§ **Stated exercise**
Write the data below out exactly as it stands. Do not include the pictures.

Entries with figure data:
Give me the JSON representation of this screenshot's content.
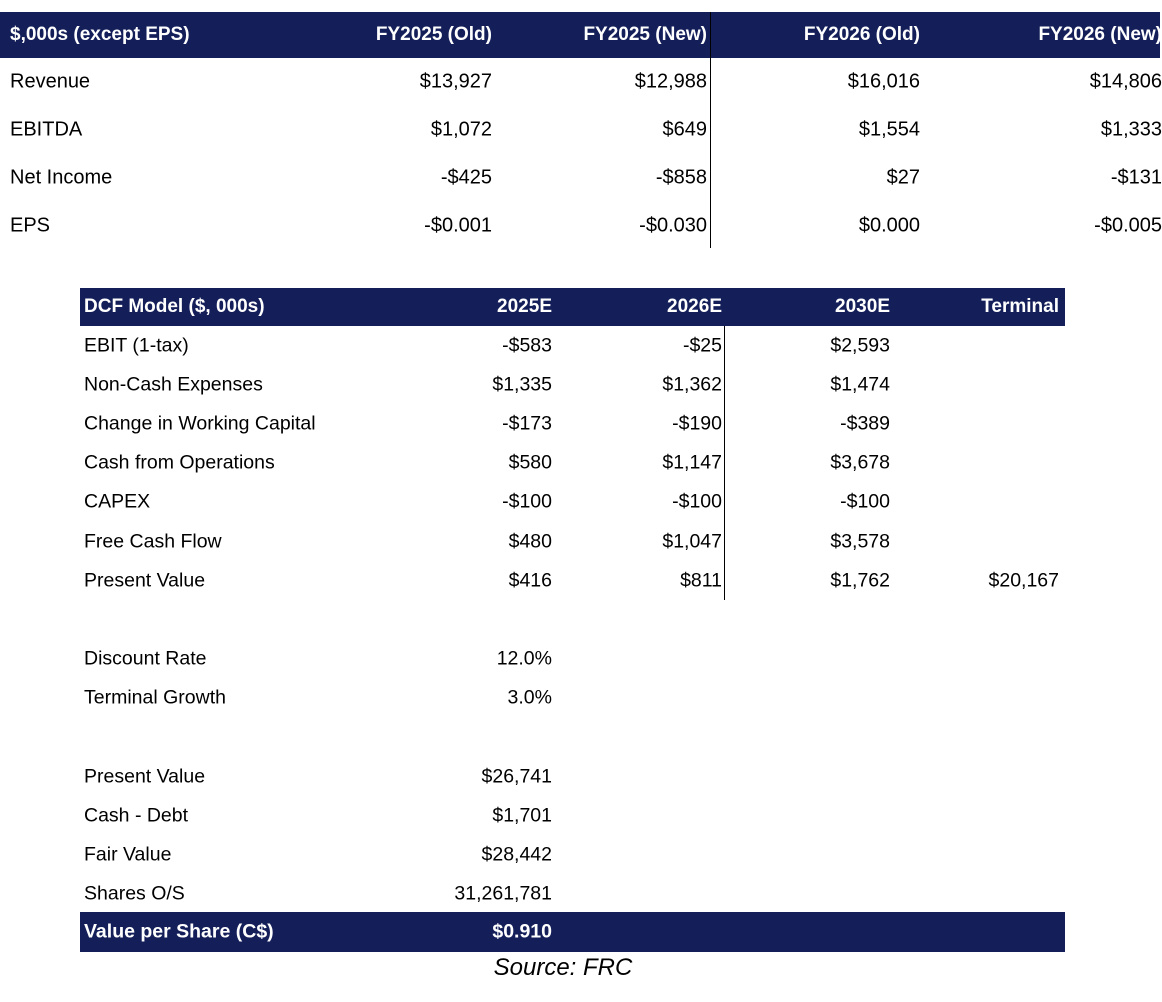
{
  "estimates": {
    "headers": [
      "$,000s (except EPS)",
      "FY2025 (Old)",
      "FY2025 (New)",
      "FY2026 (Old)",
      "FY2026 (New)"
    ],
    "rows": [
      [
        "Revenue",
        "$13,927",
        "$12,988",
        "$16,016",
        "$14,806"
      ],
      [
        "EBITDA",
        "$1,072",
        "$649",
        "$1,554",
        "$1,333"
      ],
      [
        "Net Income",
        "-$425",
        "-$858",
        "$27",
        "-$131"
      ],
      [
        "EPS",
        "-$0.001",
        "-$0.030",
        "$0.000",
        "-$0.005"
      ]
    ]
  },
  "dcf": {
    "headers": [
      "DCF Model ($, 000s)",
      "2025E",
      "2026E",
      "2030E",
      "Terminal"
    ],
    "rows": [
      [
        "EBIT (1-tax)",
        "-$583",
        "-$25",
        "$2,593",
        ""
      ],
      [
        "Non-Cash Expenses",
        "$1,335",
        "$1,362",
        "$1,474",
        ""
      ],
      [
        "Change in Working Capital",
        "-$173",
        "-$190",
        "-$389",
        ""
      ],
      [
        "Cash from Operations",
        "$580",
        "$1,147",
        "$3,678",
        ""
      ],
      [
        "CAPEX",
        "-$100",
        "-$100",
        "-$100",
        ""
      ],
      [
        "Free Cash Flow",
        "$480",
        "$1,047",
        "$3,578",
        ""
      ],
      [
        "Present Value",
        "$416",
        "$811",
        "$1,762",
        "$20,167"
      ]
    ],
    "assumptions": [
      [
        "Discount Rate",
        "12.0%"
      ],
      [
        "Terminal Growth",
        "3.0%"
      ]
    ],
    "valuation": [
      [
        "Present Value",
        "$26,741"
      ],
      [
        "Cash - Debt",
        "$1,701"
      ],
      [
        "Fair Value",
        "$28,442"
      ],
      [
        "Shares O/S",
        "31,261,781"
      ]
    ],
    "value_per_share": {
      "label": "Value per Share (C$)",
      "value": "$0.910"
    }
  },
  "source": "Source: FRC",
  "colors": {
    "header_bg": "#141f5a",
    "header_text": "#ffffff"
  }
}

§ **Solved exercise**
Give me the JSON representation of this screenshot's content.
{
  "estimates": {
    "headers": [
      "$,000s (except EPS)",
      "FY2025 (Old)",
      "FY2025 (New)",
      "FY2026 (Old)",
      "FY2026 (New)"
    ],
    "rows": [
      [
        "Revenue",
        "$13,927",
        "$12,988",
        "$16,016",
        "$14,806"
      ],
      [
        "EBITDA",
        "$1,072",
        "$649",
        "$1,554",
        "$1,333"
      ],
      [
        "Net Income",
        "-$425",
        "-$858",
        "$27",
        "-$131"
      ],
      [
        "EPS",
        "-$0.001",
        "-$0.030",
        "$0.000",
        "-$0.005"
      ]
    ]
  },
  "dcf": {
    "headers": [
      "DCF Model ($, 000s)",
      "2025E",
      "2026E",
      "2030E",
      "Terminal"
    ],
    "rows": [
      [
        "EBIT (1-tax)",
        "-$583",
        "-$25",
        "$2,593",
        ""
      ],
      [
        "Non-Cash Expenses",
        "$1,335",
        "$1,362",
        "$1,474",
        ""
      ],
      [
        "Change in Working Capital",
        "-$173",
        "-$190",
        "-$389",
        ""
      ],
      [
        "Cash from Operations",
        "$580",
        "$1,147",
        "$3,678",
        ""
      ],
      [
        "CAPEX",
        "-$100",
        "-$100",
        "-$100",
        ""
      ],
      [
        "Free Cash Flow",
        "$480",
        "$1,047",
        "$3,578",
        ""
      ],
      [
        "Present Value",
        "$416",
        "$811",
        "$1,762",
        "$20,167"
      ]
    ],
    "assumptions": [
      [
        "Discount Rate",
        "12.0%"
      ],
      [
        "Terminal Growth",
        "3.0%"
      ]
    ],
    "valuation": [
      [
        "Present Value",
        "$26,741"
      ],
      [
        "Cash - Debt",
        "$1,701"
      ],
      [
        "Fair Value",
        "$28,442"
      ],
      [
        "Shares O/S",
        "31,261,781"
      ]
    ],
    "value_per_share": {
      "label": "Value per Share (C$)",
      "value": "$0.910"
    }
  },
  "source": "Source: FRC",
  "colors": {
    "header_bg": "#141f5a",
    "header_text": "#ffffff"
  }
}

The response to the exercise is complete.